THE PROBLEM: Pictures aside, repeat every entry exactly.

PROVIDED DATA:
####

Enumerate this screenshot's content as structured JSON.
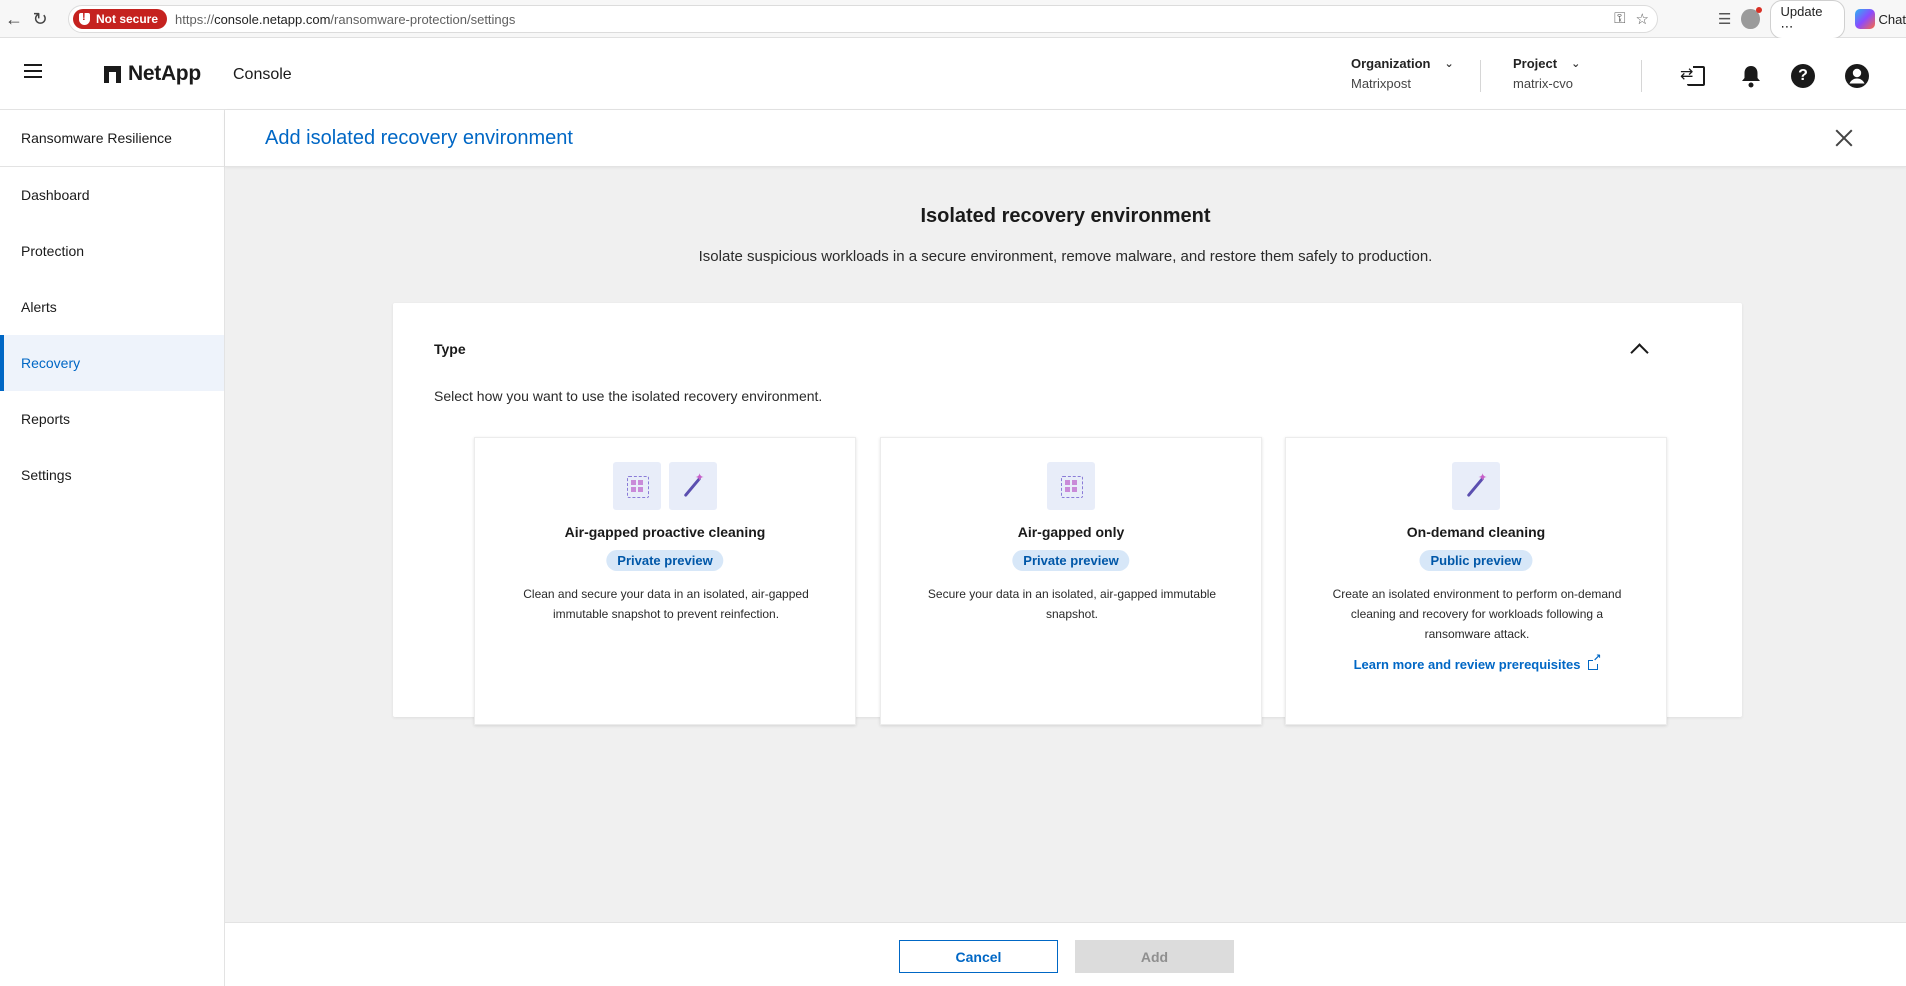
{
  "browser": {
    "security_label": "Not secure",
    "url_prefix": "https://",
    "url_host": "console.netapp.com",
    "url_path": "/ransomware-protection/settings",
    "update_label": "Update",
    "chat_label": "Chat"
  },
  "header": {
    "brand": "NetApp",
    "app_label": "Console",
    "organization": {
      "label": "Organization",
      "value": "Matrixpost"
    },
    "project": {
      "label": "Project",
      "value": "matrix-cvo"
    }
  },
  "sidebar": {
    "title": "Ransomware Resilience",
    "items": [
      {
        "label": "Dashboard"
      },
      {
        "label": "Protection"
      },
      {
        "label": "Alerts"
      },
      {
        "label": "Recovery"
      },
      {
        "label": "Reports"
      },
      {
        "label": "Settings"
      }
    ],
    "active_index": 3
  },
  "panel": {
    "title": "Add isolated recovery environment",
    "section_title": "Isolated recovery environment",
    "section_subtitle": "Isolate suspicious workloads in a secure environment, remove malware, and restore them safely to production.",
    "type_label": "Type",
    "type_description": "Select how you want to use the isolated recovery environment."
  },
  "options": [
    {
      "name": "Air-gapped proactive cleaning",
      "badge": "Private preview",
      "description": "Clean and secure your data in an isolated, air-gapped immutable snapshot to prevent reinfection.",
      "icons": [
        "snapshot-grid-icon",
        "magic-wand-icon"
      ]
    },
    {
      "name": "Air-gapped only",
      "badge": "Private preview",
      "description": "Secure your data in an isolated, air-gapped immutable snapshot.",
      "icons": [
        "snapshot-grid-icon"
      ]
    },
    {
      "name": "On-demand cleaning",
      "badge": "Public preview",
      "description": "Create an isolated environment to perform on-demand cleaning and recovery for workloads following a ransomware attack.",
      "link": "Learn more and review prerequisites",
      "icons": [
        "magic-wand-icon"
      ]
    }
  ],
  "footer": {
    "cancel_label": "Cancel",
    "add_label": "Add"
  },
  "colors": {
    "accent": "#0067c5",
    "not_secure": "#c5221f",
    "badge_bg": "#d7e7f8"
  }
}
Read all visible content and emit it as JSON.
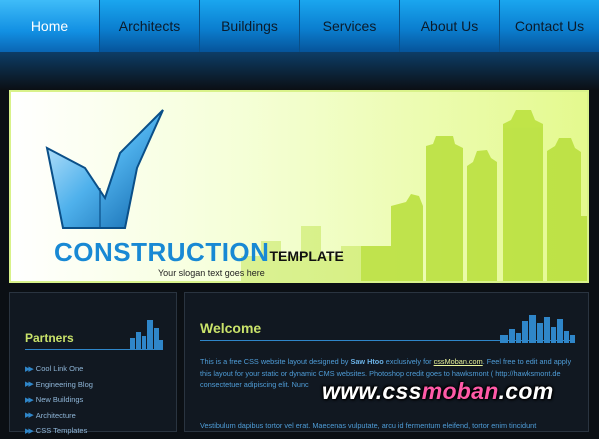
{
  "nav": {
    "items": [
      {
        "label": "Home",
        "active": true
      },
      {
        "label": "Architects",
        "active": false
      },
      {
        "label": "Buildings",
        "active": false
      },
      {
        "label": "Services",
        "active": false
      },
      {
        "label": "About Us",
        "active": false
      },
      {
        "label": "Contact Us",
        "active": false
      }
    ]
  },
  "header": {
    "brand_main": "CONSTRUCTION",
    "brand_sub": "TEMPLATE",
    "slogan": "Your slogan text goes here"
  },
  "sidebar": {
    "title": "Partners",
    "links": [
      "Cool Link One",
      "Engineering Blog",
      "New Buildings",
      "Architecture",
      "CSS Templates"
    ]
  },
  "main": {
    "title": "Welcome",
    "para_1": "This is a free CSS website layout designed by",
    "author": "Saw Htoo",
    "para_2": "exclusively for",
    "site_link": "cssMoban.com",
    "para_3": ". Feel free to edit and apply this layout for your static or dynamic CMS websites. Photoshop credit goes to hawksmont ( http://hawksmont.de",
    "para_4": "consectetuer adipiscing elit. Nunc",
    "para_5": "Vestibulum dapibus tortor vel erat. Maecenas vulputate, arcu id fermentum eleifend, tortor enim tincidunt"
  },
  "watermark": {
    "part_1": "www.css",
    "part_2": "moban",
    "part_3": ".com"
  },
  "colors": {
    "nav_blue": "#0b7fd0",
    "accent_green": "#c9e26a",
    "brand_blue": "#1889d4",
    "watermark_pink": "#ff5aa8"
  }
}
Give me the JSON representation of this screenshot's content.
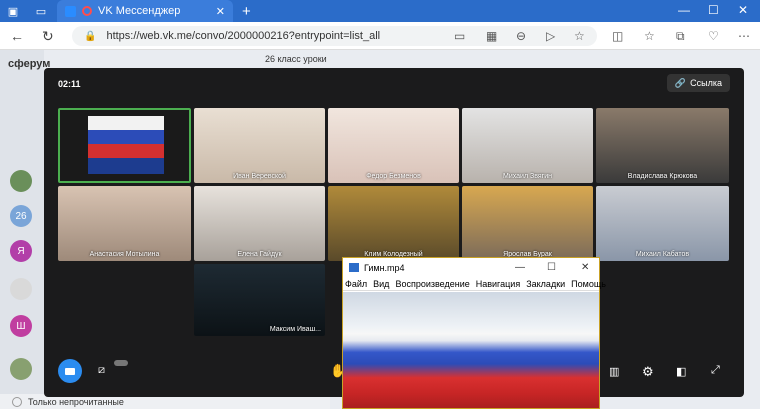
{
  "browser": {
    "tab_title": "VK Мессенджер",
    "url": "https://web.vk.me/convo/2000000216?entrypoint=list_all"
  },
  "vk": {
    "logo": "сферум",
    "chat_title": "26 класс уроки",
    "filter_label": "Только непрочитанные",
    "side_avatars": [
      "",
      "26",
      "Я",
      "",
      "Ш",
      ""
    ]
  },
  "call": {
    "timer": "02:11",
    "link_label": "Ссылка",
    "participants": [
      {
        "name": ""
      },
      {
        "name": "Иван Веревской"
      },
      {
        "name": "Федор Безменов"
      },
      {
        "name": "Михаил Звягин"
      },
      {
        "name": "Владислава Крюкова"
      },
      {
        "name": "Анастасия Мотылина"
      },
      {
        "name": "Елена Гайдук"
      },
      {
        "name": "Клим Колодезный"
      },
      {
        "name": "Ярослав Бурак"
      },
      {
        "name": "Михаил Кабатов"
      },
      {
        "name": "Максим Иваш..."
      }
    ]
  },
  "player": {
    "title": "Гимн.mp4",
    "menu": [
      "Файл",
      "Вид",
      "Воспроизведение",
      "Навигация",
      "Закладки",
      "Помощь"
    ]
  },
  "colors": {
    "accent": "#2b8cf0",
    "browser_bar": "#2b6cc9",
    "call_bg": "#1b1b1c"
  }
}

####

SOLUTION TO THIS EXERCISE:
Enumerate this screenshot's content as structured JSON.
{
  "browser": {
    "security_label": "Not secure",
    "url_prefix": "https://",
    "url_host": "console.netapp.com",
    "url_path": "/ransomware-protection/settings",
    "update_label": "Update",
    "chat_label": "Chat"
  },
  "header": {
    "brand": "NetApp",
    "app_label": "Console",
    "organization": {
      "label": "Organization",
      "value": "Matrixpost"
    },
    "project": {
      "label": "Project",
      "value": "matrix-cvo"
    }
  },
  "sidebar": {
    "title": "Ransomware Resilience",
    "items": [
      {
        "label": "Dashboard"
      },
      {
        "label": "Protection"
      },
      {
        "label": "Alerts"
      },
      {
        "label": "Recovery"
      },
      {
        "label": "Reports"
      },
      {
        "label": "Settings"
      }
    ],
    "active_index": 3
  },
  "panel": {
    "title": "Add isolated recovery environment",
    "section_title": "Isolated recovery environment",
    "section_subtitle": "Isolate suspicious workloads in a secure environment, remove malware, and restore them safely to production.",
    "type_label": "Type",
    "type_description": "Select how you want to use the isolated recovery environment."
  },
  "options": [
    {
      "name": "Air-gapped proactive cleaning",
      "badge": "Private preview",
      "description": "Clean and secure your data in an isolated, air-gapped immutable snapshot to prevent reinfection.",
      "icons": [
        "snapshot-grid-icon",
        "magic-wand-icon"
      ]
    },
    {
      "name": "Air-gapped only",
      "badge": "Private preview",
      "description": "Secure your data in an isolated, air-gapped immutable snapshot.",
      "icons": [
        "snapshot-grid-icon"
      ]
    },
    {
      "name": "On-demand cleaning",
      "badge": "Public preview",
      "description": "Create an isolated environment to perform on-demand cleaning and recovery for workloads following a ransomware attack.",
      "link": "Learn more and review prerequisites",
      "icons": [
        "magic-wand-icon"
      ]
    }
  ],
  "footer": {
    "cancel_label": "Cancel",
    "add_label": "Add"
  },
  "colors": {
    "accent": "#0067c5",
    "not_secure": "#c5221f",
    "badge_bg": "#d7e7f8"
  }
}
Read all visible content and emit it as JSON.
{
  "nav": {
    "items": [
      {
        "label": "Home",
        "active": true
      },
      {
        "label": "Architects",
        "active": false
      },
      {
        "label": "Buildings",
        "active": false
      },
      {
        "label": "Services",
        "active": false
      },
      {
        "label": "About Us",
        "active": false
      },
      {
        "label": "Contact Us",
        "active": false
      }
    ]
  },
  "header": {
    "brand_main": "CONSTRUCTION",
    "brand_sub": "TEMPLATE",
    "slogan": "Your slogan text goes here"
  },
  "sidebar": {
    "title": "Partners",
    "links": [
      "Cool Link One",
      "Engineering Blog",
      "New Buildings",
      "Architecture",
      "CSS Templates"
    ]
  },
  "main": {
    "title": "Welcome",
    "para_1": "This is a free CSS website layout designed by",
    "author": "Saw Htoo",
    "para_2": "exclusively for",
    "site_link": "cssMoban.com",
    "para_3": ". Feel free to edit and apply this layout for your static or dynamic CMS websites. Photoshop credit goes to hawksmont ( http://hawksmont.de",
    "para_4": "consectetuer adipiscing elit. Nunc",
    "para_5": "Vestibulum dapibus tortor vel erat. Maecenas vulputate, arcu id fermentum eleifend, tortor enim tincidunt"
  },
  "watermark": {
    "part_1": "www.css",
    "part_2": "moban",
    "part_3": ".com"
  },
  "colors": {
    "nav_blue": "#0b7fd0",
    "accent_green": "#c9e26a",
    "brand_blue": "#1889d4",
    "watermark_pink": "#ff5aa8"
  }
}
Give me the JSON representation of this screenshot's content.
{
  "browser": {
    "tab_title": "VK Мессенджер",
    "url": "https://web.vk.me/convo/2000000216?entrypoint=list_all"
  },
  "vk": {
    "logo": "сферум",
    "chat_title": "26 класс уроки",
    "filter_label": "Только непрочитанные",
    "side_avatars": [
      "",
      "26",
      "Я",
      "",
      "Ш",
      ""
    ]
  },
  "call": {
    "timer": "02:11",
    "link_label": "Ссылка",
    "participants": [
      {
        "name": ""
      },
      {
        "name": "Иван Веревской"
      },
      {
        "name": "Федор Безменов"
      },
      {
        "name": "Михаил Звягин"
      },
      {
        "name": "Владислава Крюкова"
      },
      {
        "name": "Анастасия Мотылина"
      },
      {
        "name": "Елена Гайдук"
      },
      {
        "name": "Клим Колодезный"
      },
      {
        "name": "Ярослав Бурак"
      },
      {
        "name": "Михаил Кабатов"
      },
      {
        "name": "Максим Иваш..."
      }
    ]
  },
  "player": {
    "title": "Гимн.mp4",
    "menu": [
      "Файл",
      "Вид",
      "Воспроизведение",
      "Навигация",
      "Закладки",
      "Помощь"
    ]
  },
  "colors": {
    "accent": "#2b8cf0",
    "browser_bar": "#2b6cc9",
    "call_bg": "#1b1b1c"
  }
}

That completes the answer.